- [Exercise task] Where a line contains the word "screenshot", copy that line in full.
______
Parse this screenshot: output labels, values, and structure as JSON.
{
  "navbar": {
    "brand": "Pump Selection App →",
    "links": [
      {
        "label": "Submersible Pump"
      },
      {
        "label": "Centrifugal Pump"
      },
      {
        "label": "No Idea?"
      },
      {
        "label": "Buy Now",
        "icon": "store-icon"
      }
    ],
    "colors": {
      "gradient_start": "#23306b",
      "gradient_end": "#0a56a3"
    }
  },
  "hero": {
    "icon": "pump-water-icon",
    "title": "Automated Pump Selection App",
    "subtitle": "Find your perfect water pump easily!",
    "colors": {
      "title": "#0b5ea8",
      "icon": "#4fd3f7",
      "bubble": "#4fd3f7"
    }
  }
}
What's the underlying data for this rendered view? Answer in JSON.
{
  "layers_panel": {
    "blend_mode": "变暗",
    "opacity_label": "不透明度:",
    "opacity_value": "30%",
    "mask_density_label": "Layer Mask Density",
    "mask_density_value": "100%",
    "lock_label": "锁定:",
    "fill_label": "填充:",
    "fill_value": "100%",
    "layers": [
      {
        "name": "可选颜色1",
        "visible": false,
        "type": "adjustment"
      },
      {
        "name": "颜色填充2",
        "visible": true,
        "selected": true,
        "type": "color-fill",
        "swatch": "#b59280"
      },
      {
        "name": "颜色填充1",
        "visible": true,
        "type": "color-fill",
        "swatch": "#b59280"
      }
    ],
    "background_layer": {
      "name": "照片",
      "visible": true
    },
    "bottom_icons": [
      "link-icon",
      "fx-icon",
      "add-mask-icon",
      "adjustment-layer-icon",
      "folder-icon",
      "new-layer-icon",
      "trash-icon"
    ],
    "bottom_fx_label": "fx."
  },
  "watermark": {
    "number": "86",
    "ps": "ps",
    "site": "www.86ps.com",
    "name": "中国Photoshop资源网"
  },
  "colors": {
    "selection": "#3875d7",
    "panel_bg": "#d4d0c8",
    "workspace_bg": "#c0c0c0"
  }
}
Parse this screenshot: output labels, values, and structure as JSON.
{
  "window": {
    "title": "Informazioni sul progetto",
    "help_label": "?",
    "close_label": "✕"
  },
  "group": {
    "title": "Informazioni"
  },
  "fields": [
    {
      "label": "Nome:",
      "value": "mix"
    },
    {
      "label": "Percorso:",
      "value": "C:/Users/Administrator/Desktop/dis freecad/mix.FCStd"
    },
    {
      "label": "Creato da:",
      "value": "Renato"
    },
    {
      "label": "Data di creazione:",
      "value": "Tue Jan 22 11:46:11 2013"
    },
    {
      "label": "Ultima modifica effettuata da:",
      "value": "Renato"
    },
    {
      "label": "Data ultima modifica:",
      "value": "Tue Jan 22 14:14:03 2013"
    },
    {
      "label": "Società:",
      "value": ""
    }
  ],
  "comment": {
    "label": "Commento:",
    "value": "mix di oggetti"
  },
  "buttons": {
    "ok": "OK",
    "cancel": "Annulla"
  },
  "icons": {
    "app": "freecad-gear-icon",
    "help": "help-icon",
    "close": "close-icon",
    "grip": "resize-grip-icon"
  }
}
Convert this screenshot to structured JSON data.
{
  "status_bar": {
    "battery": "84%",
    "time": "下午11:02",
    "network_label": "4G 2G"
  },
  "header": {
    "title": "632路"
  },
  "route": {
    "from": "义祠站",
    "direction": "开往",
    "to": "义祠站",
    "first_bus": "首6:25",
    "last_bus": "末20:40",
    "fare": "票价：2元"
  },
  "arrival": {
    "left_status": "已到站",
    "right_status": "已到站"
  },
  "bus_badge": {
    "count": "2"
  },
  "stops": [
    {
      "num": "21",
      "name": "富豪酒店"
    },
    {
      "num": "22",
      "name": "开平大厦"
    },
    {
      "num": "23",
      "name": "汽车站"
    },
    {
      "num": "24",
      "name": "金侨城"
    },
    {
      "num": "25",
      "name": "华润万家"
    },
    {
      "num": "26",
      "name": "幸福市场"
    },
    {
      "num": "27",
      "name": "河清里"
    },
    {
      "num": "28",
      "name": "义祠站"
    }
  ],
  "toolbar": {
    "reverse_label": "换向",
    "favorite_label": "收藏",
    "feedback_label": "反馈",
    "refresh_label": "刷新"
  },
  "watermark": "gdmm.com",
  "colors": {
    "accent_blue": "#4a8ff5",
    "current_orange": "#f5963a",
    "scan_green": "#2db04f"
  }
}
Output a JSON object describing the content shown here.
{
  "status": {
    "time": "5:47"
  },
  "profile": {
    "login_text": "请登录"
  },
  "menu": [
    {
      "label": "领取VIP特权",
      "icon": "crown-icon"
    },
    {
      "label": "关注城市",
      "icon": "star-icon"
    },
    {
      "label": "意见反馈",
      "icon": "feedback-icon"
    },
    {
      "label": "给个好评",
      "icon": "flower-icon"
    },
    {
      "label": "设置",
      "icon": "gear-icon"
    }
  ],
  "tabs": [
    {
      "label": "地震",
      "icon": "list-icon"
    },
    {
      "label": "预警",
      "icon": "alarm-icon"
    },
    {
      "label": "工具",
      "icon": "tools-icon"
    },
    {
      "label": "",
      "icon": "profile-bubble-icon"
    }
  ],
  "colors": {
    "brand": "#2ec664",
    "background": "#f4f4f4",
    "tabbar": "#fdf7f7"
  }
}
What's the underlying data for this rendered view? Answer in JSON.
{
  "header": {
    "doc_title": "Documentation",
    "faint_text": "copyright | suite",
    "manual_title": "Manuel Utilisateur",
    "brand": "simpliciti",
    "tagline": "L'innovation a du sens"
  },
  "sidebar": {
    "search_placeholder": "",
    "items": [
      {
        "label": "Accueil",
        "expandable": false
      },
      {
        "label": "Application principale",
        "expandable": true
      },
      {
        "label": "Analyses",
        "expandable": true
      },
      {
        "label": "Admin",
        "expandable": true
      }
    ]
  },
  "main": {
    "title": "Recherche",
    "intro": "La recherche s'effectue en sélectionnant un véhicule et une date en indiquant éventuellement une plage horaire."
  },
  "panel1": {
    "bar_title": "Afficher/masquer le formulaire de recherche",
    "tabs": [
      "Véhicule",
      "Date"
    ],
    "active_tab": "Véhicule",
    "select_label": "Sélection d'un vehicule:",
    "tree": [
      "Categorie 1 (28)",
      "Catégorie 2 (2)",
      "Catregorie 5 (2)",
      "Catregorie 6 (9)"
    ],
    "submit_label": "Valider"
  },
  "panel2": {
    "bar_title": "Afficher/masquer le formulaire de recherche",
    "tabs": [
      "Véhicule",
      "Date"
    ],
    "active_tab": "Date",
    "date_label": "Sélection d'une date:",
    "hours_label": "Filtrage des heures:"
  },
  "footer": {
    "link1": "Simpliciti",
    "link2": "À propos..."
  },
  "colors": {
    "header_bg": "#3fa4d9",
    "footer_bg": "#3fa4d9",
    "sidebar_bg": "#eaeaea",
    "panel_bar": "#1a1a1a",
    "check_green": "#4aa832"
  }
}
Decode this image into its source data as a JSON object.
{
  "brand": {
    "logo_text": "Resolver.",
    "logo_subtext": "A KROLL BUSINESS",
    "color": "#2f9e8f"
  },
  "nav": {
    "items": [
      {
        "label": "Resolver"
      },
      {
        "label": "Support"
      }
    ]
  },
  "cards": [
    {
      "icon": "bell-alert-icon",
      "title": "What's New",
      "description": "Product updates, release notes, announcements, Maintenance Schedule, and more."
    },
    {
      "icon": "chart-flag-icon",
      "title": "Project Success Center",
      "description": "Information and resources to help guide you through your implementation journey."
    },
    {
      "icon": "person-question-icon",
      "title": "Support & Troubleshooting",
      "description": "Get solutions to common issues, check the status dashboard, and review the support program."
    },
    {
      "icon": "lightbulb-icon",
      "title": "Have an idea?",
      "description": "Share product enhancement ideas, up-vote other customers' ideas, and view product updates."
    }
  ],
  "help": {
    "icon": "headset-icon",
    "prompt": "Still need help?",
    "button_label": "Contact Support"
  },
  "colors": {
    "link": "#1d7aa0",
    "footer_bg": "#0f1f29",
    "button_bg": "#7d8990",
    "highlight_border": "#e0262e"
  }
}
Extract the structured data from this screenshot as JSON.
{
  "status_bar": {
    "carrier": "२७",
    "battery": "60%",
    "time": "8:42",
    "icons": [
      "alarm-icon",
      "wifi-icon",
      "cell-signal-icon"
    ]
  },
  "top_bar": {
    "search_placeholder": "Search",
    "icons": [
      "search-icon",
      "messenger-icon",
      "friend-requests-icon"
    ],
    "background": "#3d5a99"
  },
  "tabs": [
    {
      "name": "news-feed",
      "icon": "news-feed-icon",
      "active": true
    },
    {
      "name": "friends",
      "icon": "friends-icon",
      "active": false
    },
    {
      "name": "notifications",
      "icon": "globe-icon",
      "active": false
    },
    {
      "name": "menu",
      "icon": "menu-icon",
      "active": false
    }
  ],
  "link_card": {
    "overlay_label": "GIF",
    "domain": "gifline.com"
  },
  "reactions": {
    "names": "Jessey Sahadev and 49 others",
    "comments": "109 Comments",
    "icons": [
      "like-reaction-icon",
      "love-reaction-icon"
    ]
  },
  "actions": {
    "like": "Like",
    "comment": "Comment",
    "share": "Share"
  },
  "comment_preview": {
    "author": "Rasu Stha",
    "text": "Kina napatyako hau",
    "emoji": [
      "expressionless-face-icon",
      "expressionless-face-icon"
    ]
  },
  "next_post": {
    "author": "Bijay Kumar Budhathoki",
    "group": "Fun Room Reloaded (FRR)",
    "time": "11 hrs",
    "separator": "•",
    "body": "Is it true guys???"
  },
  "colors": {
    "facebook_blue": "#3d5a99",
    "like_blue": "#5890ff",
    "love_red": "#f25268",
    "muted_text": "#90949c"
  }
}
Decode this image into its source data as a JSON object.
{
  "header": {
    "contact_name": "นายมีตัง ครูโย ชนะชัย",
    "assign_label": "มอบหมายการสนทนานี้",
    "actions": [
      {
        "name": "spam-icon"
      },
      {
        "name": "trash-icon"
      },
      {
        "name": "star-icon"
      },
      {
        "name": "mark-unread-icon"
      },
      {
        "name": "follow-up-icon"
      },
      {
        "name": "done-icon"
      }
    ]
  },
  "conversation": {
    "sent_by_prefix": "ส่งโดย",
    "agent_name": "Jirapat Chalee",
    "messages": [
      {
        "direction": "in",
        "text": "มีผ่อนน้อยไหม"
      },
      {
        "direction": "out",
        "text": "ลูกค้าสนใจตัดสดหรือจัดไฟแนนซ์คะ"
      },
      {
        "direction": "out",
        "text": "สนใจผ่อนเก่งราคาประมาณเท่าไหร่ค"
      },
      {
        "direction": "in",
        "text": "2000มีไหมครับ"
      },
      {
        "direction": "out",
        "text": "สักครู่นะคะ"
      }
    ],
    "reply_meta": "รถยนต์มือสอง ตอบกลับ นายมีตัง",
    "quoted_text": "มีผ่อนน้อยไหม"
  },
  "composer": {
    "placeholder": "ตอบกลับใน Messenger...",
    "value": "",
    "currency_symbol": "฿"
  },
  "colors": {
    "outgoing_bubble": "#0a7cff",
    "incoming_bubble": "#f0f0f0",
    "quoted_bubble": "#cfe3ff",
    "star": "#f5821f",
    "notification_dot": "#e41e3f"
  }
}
______
- [Result for this task]
Parse this screenshot: output labels, values, and structure as JSON.
Parse this screenshot: output labels, values, and structure as JSON.
Convert this screenshot to structured JSON data.
Extract the structured data from this screenshot as JSON.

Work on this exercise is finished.